Provide only the number of lines in the data below that contain the string "спасательному".

▸ Records provided:
** START **

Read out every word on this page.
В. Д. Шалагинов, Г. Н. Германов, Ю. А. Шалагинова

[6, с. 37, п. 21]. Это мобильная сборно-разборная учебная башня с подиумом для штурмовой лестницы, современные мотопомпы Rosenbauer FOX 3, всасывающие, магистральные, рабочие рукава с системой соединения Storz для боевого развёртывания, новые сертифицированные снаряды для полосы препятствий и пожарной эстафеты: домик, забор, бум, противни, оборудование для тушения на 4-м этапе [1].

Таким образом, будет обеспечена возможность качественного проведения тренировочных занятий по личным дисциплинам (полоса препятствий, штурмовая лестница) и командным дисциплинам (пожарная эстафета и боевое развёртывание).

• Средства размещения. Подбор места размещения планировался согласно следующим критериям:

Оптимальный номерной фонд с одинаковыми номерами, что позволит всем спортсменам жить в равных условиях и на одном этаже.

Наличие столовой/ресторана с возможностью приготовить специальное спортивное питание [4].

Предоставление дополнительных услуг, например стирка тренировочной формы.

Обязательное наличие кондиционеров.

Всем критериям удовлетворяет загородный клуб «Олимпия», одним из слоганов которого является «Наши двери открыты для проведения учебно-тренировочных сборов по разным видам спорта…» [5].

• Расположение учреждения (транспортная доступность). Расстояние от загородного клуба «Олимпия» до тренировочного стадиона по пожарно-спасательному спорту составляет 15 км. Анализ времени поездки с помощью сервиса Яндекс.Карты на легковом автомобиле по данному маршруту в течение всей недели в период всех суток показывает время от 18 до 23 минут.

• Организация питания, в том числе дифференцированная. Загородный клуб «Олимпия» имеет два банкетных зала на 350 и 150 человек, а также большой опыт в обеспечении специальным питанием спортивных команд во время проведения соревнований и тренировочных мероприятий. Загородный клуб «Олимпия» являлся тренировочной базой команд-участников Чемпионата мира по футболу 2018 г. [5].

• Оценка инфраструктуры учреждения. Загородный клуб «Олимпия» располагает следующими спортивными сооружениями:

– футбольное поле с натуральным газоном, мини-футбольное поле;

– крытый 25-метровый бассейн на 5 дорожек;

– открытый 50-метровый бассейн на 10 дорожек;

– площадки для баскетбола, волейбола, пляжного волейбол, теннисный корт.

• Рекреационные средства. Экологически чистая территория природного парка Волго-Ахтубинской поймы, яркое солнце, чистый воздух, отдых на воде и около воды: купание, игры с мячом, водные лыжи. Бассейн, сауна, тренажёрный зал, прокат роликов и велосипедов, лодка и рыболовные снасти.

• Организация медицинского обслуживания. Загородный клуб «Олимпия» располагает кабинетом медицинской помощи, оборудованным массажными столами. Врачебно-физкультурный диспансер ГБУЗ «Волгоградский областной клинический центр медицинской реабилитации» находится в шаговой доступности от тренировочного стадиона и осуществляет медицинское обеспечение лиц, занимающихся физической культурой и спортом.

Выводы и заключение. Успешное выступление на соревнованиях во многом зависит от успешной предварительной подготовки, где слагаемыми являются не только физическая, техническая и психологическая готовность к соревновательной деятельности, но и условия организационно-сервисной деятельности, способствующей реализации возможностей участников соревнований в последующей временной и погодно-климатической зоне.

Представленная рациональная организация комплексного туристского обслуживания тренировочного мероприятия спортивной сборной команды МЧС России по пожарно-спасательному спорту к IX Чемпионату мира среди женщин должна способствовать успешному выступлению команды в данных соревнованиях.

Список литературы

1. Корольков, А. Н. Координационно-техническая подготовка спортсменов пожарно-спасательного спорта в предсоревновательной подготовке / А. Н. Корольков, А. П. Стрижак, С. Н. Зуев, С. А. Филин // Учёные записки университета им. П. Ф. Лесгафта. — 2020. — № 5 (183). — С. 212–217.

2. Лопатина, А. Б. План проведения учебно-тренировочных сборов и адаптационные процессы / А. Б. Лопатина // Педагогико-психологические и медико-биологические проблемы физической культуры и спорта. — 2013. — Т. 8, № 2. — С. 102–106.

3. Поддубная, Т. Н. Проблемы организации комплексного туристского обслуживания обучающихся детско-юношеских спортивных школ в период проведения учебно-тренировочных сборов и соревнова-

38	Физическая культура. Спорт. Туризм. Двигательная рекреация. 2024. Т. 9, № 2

** END **

▸ Full output: 2